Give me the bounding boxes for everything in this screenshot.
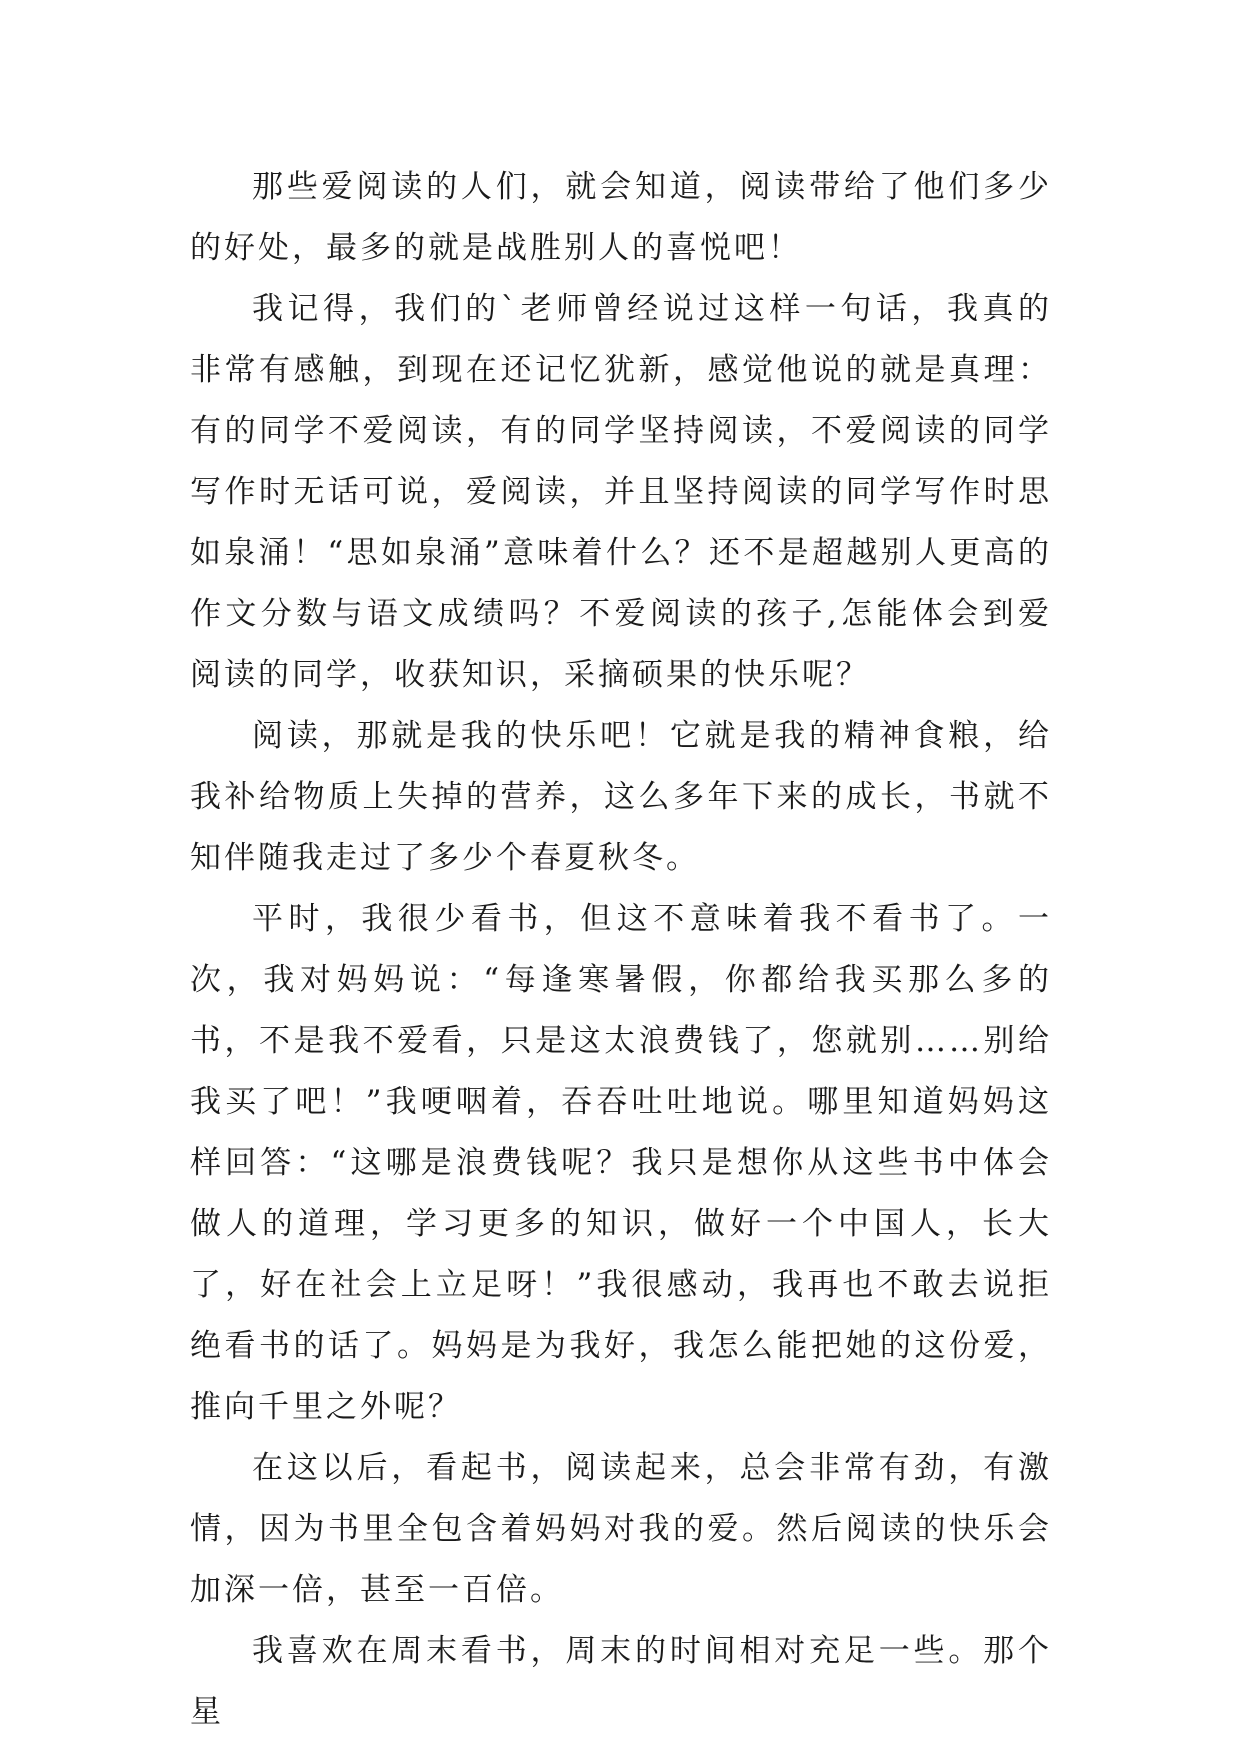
paragraph-4: 平时，我很少看书，但这不意味着我不看书了。一次，我对妈妈说：“每逢寒暑假，你都给我买那么多的书，不是我不爱看，只是这太浪费钱了，您就别……别给我买了吧！”我哽咽着，吞吞吐吐地说。哪里知道妈妈这样回答：“这哪是浪费钱呢？我只是想你从这些书中体会做人的道理，学习更多的知识，做好一个中国人，长大了，好在社会上立足呀！”我很感动，我再也不敢去说拒绝看书的话了。妈妈是为我好，我怎么能把她的这份爱，推向千里之外呢？ (190, 901, 1052, 1425)
paragraph-6: 我喜欢在周末看书，周末的时间相对充足一些。那个星 (190, 1633, 1052, 1730)
paragraph-2: 我记得，我们的`老师曾经说过这样一句话，我真的非常有感触，到现在还记忆犹新，感觉他说的就是真理：有的同学不爱阅读，有的同学坚持阅读，不爱阅读的同学写作时无话可说，爱阅读，并且坚持阅读的同学写作时思如泉涌！“思如泉涌”意味着什么？还不是超越别人更高的作文分数与语文成绩吗？不爱阅读的孩子,怎能体会到爱阅读的同学，收获知识，采摘硕果的快乐呢？ (190, 291, 1052, 693)
paragraph-3: 阅读，那就是我的快乐吧！它就是我的精神食粮，给我补给物质上失掉的营养，这么多年下来的成长，书就不知伴随我走过了多少个春夏秋冬。 (190, 718, 1052, 876)
paragraph-5: 在这以后，看起书，阅读起来，总会非常有劲，有激情，因为书里全包含着妈妈对我的爱。然后阅读的快乐会加深一倍，甚至一百倍。 (190, 1450, 1052, 1608)
document-body (190, 157, 1052, 1743)
paragraph-1: 那些爱阅读的人们，就会知道，阅读带给了他们多少的好处，最多的就是战胜别人的喜悦吧！ (190, 169, 1052, 266)
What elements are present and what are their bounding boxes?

====================

**Request:** Reproduce every line of the entries above verbatim, omitting the picture placeholders.

**Answer for the task:**
Give me the bounding boxes for everything in this screenshot.
paragraph-4: 平时，我很少看书，但这不意味着我不看书了。一次，我对妈妈说：“每逢寒暑假，你都给我买那么多的书，不是我不爱看，只是这太浪费钱了，您就别……别给我买了吧！”我哽咽着，吞吞吐吐地说。哪里知道妈妈这样回答：“这哪是浪费钱呢？我只是想你从这些书中体会做人的道理，学习更多的知识，做好一个中国人，长大了，好在社会上立足呀！”我很感动，我再也不敢去说拒绝看书的话了。妈妈是为我好，我怎么能把她的这份爱，推向千里之外呢？ (190, 901, 1052, 1425)
paragraph-6: 我喜欢在周末看书，周末的时间相对充足一些。那个星 (190, 1633, 1052, 1730)
paragraph-2: 我记得，我们的`老师曾经说过这样一句话，我真的非常有感触，到现在还记忆犹新，感觉他说的就是真理：有的同学不爱阅读，有的同学坚持阅读，不爱阅读的同学写作时无话可说，爱阅读，并且坚持阅读的同学写作时思如泉涌！“思如泉涌”意味着什么？还不是超越别人更高的作文分数与语文成绩吗？不爱阅读的孩子,怎能体会到爱阅读的同学，收获知识，采摘硕果的快乐呢？ (190, 291, 1052, 693)
paragraph-3: 阅读，那就是我的快乐吧！它就是我的精神食粮，给我补给物质上失掉的营养，这么多年下来的成长，书就不知伴随我走过了多少个春夏秋冬。 (190, 718, 1052, 876)
paragraph-5: 在这以后，看起书，阅读起来，总会非常有劲，有激情，因为书里全包含着妈妈对我的爱。然后阅读的快乐会加深一倍，甚至一百倍。 (190, 1450, 1052, 1608)
document-body (190, 157, 1052, 1743)
paragraph-1: 那些爱阅读的人们，就会知道，阅读带给了他们多少的好处，最多的就是战胜别人的喜悦吧！ (190, 169, 1052, 266)
What elements are present and what are their bounding boxes?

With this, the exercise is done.